Given instruction.
Check the listing below for lines with the word "title" and say how many there are, with nothing but the number.

Chart and figure data.
--
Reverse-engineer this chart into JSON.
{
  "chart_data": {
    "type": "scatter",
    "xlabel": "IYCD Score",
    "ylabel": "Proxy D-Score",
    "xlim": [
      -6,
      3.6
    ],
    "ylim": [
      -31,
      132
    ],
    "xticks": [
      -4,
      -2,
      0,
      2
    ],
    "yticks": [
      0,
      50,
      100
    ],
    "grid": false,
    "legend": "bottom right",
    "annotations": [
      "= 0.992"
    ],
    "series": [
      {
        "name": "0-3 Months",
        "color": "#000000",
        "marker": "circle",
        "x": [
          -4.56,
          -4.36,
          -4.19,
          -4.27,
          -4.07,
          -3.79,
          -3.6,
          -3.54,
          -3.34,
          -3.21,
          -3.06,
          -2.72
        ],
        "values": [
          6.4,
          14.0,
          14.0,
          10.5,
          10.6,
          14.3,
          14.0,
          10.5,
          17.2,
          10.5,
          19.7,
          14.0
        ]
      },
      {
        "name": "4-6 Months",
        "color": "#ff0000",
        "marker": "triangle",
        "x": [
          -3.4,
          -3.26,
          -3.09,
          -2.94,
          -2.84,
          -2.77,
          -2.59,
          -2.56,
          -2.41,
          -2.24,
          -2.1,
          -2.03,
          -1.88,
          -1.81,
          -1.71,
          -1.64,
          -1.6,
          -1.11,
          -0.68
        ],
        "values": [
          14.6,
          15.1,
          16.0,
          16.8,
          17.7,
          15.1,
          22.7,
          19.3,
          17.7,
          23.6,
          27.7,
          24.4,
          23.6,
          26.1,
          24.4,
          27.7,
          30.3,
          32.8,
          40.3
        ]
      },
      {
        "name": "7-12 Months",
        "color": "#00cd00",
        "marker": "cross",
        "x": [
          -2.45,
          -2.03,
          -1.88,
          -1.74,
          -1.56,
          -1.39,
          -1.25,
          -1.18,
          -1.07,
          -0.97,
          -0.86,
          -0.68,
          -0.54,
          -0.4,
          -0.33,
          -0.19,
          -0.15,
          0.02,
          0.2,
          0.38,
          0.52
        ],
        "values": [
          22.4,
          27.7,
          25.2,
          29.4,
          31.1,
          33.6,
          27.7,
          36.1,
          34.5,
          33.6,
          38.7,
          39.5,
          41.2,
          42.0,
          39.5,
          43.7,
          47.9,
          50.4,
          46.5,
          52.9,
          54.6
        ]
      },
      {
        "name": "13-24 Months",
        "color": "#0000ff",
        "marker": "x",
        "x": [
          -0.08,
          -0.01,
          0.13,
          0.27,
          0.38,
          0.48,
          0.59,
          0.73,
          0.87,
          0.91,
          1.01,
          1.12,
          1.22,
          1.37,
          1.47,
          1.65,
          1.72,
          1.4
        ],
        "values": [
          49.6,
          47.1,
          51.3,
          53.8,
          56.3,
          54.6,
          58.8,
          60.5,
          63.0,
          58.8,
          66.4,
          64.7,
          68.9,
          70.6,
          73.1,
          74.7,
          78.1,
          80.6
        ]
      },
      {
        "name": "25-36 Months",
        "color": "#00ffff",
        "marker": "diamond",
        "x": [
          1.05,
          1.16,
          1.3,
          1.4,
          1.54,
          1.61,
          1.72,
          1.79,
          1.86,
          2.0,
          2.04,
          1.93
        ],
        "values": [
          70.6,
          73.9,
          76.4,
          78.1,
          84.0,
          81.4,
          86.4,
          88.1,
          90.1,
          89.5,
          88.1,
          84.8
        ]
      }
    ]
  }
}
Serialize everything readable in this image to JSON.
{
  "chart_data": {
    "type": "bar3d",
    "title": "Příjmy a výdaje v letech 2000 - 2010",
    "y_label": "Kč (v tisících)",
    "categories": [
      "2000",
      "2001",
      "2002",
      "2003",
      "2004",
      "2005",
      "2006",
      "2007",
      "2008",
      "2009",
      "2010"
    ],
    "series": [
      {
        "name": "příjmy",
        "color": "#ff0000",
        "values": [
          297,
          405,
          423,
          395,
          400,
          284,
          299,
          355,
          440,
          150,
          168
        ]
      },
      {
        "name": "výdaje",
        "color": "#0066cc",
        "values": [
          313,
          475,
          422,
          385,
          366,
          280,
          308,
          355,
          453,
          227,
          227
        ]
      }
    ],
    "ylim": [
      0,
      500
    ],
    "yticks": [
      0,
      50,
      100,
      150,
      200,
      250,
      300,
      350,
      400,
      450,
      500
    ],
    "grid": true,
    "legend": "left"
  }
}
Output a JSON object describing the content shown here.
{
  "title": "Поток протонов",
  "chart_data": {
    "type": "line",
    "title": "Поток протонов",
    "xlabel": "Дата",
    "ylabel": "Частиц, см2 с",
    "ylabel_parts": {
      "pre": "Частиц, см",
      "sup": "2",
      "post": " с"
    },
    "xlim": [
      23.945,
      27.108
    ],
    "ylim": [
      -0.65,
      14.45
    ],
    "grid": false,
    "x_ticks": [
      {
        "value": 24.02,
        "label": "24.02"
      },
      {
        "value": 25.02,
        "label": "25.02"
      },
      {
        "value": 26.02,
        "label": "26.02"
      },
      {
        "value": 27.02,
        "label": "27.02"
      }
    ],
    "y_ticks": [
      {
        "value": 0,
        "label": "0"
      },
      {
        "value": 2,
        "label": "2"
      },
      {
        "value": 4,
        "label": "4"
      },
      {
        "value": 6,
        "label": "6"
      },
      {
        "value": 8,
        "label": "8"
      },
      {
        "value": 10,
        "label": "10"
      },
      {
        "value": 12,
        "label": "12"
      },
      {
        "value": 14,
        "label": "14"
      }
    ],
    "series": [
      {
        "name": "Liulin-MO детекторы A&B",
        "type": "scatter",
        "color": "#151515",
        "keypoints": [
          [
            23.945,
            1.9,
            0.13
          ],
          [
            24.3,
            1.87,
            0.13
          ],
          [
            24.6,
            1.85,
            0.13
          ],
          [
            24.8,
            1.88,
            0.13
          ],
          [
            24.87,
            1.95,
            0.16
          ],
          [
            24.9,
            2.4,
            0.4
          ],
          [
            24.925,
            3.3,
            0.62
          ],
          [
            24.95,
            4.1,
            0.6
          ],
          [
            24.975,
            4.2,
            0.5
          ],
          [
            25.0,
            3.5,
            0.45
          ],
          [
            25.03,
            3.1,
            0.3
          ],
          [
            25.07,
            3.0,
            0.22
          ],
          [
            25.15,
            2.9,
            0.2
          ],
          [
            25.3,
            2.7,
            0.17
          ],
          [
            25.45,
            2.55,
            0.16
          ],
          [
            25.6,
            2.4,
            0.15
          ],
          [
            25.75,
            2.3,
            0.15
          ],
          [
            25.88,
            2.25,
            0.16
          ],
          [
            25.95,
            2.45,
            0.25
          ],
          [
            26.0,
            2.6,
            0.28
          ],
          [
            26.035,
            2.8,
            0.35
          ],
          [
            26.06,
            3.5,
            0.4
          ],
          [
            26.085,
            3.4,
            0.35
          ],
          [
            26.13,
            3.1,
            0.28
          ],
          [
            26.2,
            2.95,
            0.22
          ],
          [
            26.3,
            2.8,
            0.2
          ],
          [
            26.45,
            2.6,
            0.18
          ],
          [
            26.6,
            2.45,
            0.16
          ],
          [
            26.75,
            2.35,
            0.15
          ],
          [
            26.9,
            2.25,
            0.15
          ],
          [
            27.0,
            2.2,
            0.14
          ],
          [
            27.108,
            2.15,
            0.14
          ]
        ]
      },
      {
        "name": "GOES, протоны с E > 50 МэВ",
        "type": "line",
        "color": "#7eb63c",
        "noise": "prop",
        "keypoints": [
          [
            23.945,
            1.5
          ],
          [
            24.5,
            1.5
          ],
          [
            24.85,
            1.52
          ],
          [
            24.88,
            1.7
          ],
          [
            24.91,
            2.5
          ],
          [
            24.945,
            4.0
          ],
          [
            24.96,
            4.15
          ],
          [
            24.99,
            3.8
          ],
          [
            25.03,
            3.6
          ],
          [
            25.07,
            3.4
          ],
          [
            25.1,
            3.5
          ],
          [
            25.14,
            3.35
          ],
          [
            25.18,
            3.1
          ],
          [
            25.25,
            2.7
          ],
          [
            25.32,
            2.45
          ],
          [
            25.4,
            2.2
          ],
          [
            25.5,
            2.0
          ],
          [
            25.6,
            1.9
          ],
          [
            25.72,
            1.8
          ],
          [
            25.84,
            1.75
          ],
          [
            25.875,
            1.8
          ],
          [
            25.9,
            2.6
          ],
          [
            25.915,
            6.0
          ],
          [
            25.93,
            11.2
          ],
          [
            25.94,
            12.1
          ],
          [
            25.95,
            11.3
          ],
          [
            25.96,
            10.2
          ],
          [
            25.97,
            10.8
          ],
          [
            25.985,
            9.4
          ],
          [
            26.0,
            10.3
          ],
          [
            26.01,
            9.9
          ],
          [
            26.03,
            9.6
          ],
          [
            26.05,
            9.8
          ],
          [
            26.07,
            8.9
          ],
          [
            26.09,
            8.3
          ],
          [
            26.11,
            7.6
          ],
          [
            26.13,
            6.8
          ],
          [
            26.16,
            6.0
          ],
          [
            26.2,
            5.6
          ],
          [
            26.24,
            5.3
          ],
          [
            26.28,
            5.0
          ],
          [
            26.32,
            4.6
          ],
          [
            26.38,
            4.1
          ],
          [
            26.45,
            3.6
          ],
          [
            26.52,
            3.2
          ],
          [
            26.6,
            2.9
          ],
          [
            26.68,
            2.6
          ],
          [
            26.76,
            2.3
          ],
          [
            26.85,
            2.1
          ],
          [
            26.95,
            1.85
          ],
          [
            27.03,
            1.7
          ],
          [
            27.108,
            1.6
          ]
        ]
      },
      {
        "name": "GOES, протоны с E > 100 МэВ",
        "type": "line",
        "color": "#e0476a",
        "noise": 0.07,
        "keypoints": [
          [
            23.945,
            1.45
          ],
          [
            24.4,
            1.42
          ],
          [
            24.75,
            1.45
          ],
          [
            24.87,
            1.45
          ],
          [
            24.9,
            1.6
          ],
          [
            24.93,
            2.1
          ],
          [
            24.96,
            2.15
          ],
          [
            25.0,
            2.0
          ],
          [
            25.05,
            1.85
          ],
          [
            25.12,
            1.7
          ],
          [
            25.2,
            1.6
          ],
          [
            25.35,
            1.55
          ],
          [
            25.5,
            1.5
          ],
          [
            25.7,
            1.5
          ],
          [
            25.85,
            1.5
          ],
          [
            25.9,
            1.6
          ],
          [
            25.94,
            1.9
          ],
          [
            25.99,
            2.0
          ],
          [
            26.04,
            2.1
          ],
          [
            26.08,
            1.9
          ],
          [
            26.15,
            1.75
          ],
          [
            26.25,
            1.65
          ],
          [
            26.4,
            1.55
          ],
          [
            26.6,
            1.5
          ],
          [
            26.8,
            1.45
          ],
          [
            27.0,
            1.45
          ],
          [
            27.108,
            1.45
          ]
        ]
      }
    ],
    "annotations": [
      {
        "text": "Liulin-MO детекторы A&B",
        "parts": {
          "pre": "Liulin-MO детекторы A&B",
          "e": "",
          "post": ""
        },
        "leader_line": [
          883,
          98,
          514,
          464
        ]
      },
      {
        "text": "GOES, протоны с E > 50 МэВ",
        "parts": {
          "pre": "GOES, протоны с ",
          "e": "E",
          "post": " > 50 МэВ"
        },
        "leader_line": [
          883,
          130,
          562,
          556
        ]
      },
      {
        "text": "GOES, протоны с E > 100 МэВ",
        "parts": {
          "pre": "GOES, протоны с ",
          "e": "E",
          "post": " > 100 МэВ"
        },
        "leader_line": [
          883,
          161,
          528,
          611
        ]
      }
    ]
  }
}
--
Result below.
3